> [Written problem] Write out the data below in full. Keep it exact.

> [Extracted information]
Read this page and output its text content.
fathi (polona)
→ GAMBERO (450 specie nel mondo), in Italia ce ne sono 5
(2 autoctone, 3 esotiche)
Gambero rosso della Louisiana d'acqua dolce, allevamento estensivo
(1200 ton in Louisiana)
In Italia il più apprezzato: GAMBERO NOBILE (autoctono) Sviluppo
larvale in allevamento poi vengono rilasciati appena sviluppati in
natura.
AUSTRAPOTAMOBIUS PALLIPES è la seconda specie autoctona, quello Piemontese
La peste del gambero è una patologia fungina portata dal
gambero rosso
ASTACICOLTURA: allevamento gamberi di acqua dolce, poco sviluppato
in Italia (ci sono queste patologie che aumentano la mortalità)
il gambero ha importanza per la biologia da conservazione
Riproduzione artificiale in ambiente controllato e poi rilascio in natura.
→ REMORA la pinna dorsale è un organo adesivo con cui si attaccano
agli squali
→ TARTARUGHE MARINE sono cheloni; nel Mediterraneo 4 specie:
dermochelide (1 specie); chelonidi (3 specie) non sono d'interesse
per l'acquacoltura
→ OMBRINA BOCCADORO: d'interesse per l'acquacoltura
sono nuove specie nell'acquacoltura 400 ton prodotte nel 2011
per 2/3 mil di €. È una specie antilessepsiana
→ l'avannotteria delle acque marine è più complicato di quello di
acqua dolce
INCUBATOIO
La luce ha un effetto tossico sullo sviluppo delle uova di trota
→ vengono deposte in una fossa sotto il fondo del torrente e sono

> [Solution for this task]
Read this page and output its text content.
fathi (polona)
→ GAMBERO (450 specie nel mondo), in Italia ce ne sono 5
(2 autoctone, 3 esotiche)
Gambero rosso della Louisiana d'acqua dolce, allevamento estensivo
(1200 ton in Louisiana)
In Italia il più apprezzato: GAMBERO NOBILE (autoctono) Sviluppo
larvale in allevamento poi vengono rilasciati appena sviluppati in
natura.
AUSTRAPOTAMOBIUS PALLIPES è la seconda specie autoctona, quello Piemontese
La peste del gambero è una patologia fungina portata dal
gambero rosso
ASTACICOLTURA: allevamento gamberi di acqua dolce, poco sviluppato
in Italia (ci sono queste patologie che aumentano la mortalità)
il gambero ha importanza per la biologia da conservazione
Riproduzione artificiale in ambiente controllato e poi rilascio in natura.
→ REMORA la pinna dorsale è un organo adesivo con cui si attaccano
agli squali
→ TARTARUGHE MARINE sono cheloni; nel Mediterraneo 4 specie:
dermochelide (1 specie); chelonidi (3 specie) non sono d'interesse
per l'acquacoltura
→ OMBRINA BOCCADORO: d'interesse per l'acquacoltura
sono nuove specie nell'acquacoltura 400 ton prodotte nel 2011
per 2/3 mil di €. È una specie antilessepsiana
→ l'avannotteria delle acque marine è più complicato di quello di
acqua dolce
INCUBATOIO
La luce ha un effetto tossico sullo sviluppo delle uova di trota
→ vengono deposte in una fossa sotto il fondo del torrente e sono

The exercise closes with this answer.